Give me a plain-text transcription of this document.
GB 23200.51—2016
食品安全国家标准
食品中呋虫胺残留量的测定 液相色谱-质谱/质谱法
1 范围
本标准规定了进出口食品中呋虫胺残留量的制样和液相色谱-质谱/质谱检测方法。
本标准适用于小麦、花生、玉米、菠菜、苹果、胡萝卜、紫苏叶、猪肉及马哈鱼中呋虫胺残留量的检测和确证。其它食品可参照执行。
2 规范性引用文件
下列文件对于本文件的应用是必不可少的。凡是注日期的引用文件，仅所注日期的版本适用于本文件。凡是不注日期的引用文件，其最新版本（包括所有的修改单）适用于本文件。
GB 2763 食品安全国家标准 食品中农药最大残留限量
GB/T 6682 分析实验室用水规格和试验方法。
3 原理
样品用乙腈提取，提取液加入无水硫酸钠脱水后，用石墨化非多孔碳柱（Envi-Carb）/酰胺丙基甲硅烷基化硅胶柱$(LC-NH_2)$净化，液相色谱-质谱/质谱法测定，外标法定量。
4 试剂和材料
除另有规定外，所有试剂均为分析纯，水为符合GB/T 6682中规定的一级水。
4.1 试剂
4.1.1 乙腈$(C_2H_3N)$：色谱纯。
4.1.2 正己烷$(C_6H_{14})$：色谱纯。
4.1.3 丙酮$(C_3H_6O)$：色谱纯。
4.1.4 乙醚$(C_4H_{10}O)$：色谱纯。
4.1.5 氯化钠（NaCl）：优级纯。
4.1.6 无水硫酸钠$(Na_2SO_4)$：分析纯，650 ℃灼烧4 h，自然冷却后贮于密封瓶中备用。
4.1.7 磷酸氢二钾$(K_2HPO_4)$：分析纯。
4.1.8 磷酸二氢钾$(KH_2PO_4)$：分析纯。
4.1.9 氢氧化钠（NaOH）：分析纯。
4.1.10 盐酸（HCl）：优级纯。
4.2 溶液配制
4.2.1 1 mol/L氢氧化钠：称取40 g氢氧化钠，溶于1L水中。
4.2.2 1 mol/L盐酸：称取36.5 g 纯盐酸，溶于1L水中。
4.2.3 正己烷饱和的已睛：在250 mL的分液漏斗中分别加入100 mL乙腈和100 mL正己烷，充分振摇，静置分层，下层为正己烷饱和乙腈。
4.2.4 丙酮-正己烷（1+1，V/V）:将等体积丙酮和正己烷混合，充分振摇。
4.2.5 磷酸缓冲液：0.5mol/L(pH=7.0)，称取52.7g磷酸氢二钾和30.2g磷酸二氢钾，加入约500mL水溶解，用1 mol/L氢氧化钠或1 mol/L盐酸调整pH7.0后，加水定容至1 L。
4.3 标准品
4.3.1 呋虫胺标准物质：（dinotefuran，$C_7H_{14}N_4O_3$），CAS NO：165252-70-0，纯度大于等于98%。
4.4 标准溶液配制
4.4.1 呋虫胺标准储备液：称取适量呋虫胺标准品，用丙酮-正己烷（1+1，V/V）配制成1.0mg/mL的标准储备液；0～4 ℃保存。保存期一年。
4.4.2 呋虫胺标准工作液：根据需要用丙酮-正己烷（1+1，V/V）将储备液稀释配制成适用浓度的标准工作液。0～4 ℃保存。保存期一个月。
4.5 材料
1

####

* Task brief: Each line of the material above must be retyped precisely.

* Result for this exercise:
Give me a plain-text transcription of this document.
GB 23200.51—2016
食品安全国家标准
食品中呋虫胺残留量的测定 液相色谱-质谱/质谱法
1 范围
本标准规定了进出口食品中呋虫胺残留量的制样和液相色谱-质谱/质谱检测方法。
本标准适用于小麦、花生、玉米、菠菜、苹果、胡萝卜、紫苏叶、猪肉及马哈鱼中呋虫胺残留量的检测和确证。其它食品可参照执行。
2 规范性引用文件
下列文件对于本文件的应用是必不可少的。凡是注日期的引用文件，仅所注日期的版本适用于本文件。凡是不注日期的引用文件，其最新版本（包括所有的修改单）适用于本文件。
GB 2763 食品安全国家标准 食品中农药最大残留限量
GB/T 6682 分析实验室用水规格和试验方法。
3 原理
样品用乙腈提取，提取液加入无水硫酸钠脱水后，用石墨化非多孔碳柱（Envi-Carb）/酰胺丙基甲硅烷基化硅胶柱$(LC-NH_2)$净化，液相色谱-质谱/质谱法测定，外标法定量。
4 试剂和材料
除另有规定外，所有试剂均为分析纯，水为符合GB/T 6682中规定的一级水。
4.1 试剂
4.1.1 乙腈$(C_2H_3N)$：色谱纯。
4.1.2 正己烷$(C_6H_{14})$：色谱纯。
4.1.3 丙酮$(C_3H_6O)$：色谱纯。
4.1.4 乙醚$(C_4H_{10}O)$：色谱纯。
4.1.5 氯化钠（NaCl）：优级纯。
4.1.6 无水硫酸钠$(Na_2SO_4)$：分析纯，650 ℃灼烧4 h，自然冷却后贮于密封瓶中备用。
4.1.7 磷酸氢二钾$(K_2HPO_4)$：分析纯。
4.1.8 磷酸二氢钾$(KH_2PO_4)$：分析纯。
4.1.9 氢氧化钠（NaOH）：分析纯。
4.1.10 盐酸（HCl）：优级纯。
4.2 溶液配制
4.2.1 1 mol/L氢氧化钠：称取40 g氢氧化钠，溶于1L水中。
4.2.2 1 mol/L盐酸：称取36.5 g 纯盐酸，溶于1L水中。
4.2.3 正己烷饱和的已睛：在250 mL的分液漏斗中分别加入100 mL乙腈和100 mL正己烷，充分振摇，静置分层，下层为正己烷饱和乙腈。
4.2.4 丙酮-正己烷（1+1，V/V）:将等体积丙酮和正己烷混合，充分振摇。
4.2.5 磷酸缓冲液：0.5mol/L(pH=7.0)，称取52.7g磷酸氢二钾和30.2g磷酸二氢钾，加入约500mL水溶解，用1 mol/L氢氧化钠或1 mol/L盐酸调整pH7.0后，加水定容至1 L。
4.3 标准品
4.3.1 呋虫胺标准物质：（dinotefuran，$C_7H_{14}N_4O_3$），CAS NO：165252-70-0，纯度大于等于98%。
4.4 标准溶液配制
4.4.1 呋虫胺标准储备液：称取适量呋虫胺标准品，用丙酮-正己烷（1+1，V/V）配制成1.0mg/mL的标准储备液；0～4 ℃保存。保存期一年。
4.4.2 呋虫胺标准工作液：根据需要用丙酮-正己烷（1+1，V/V）将储备液稀释配制成适用浓度的标准工作液。0～4 ℃保存。保存期一个月。
4.5 材料
1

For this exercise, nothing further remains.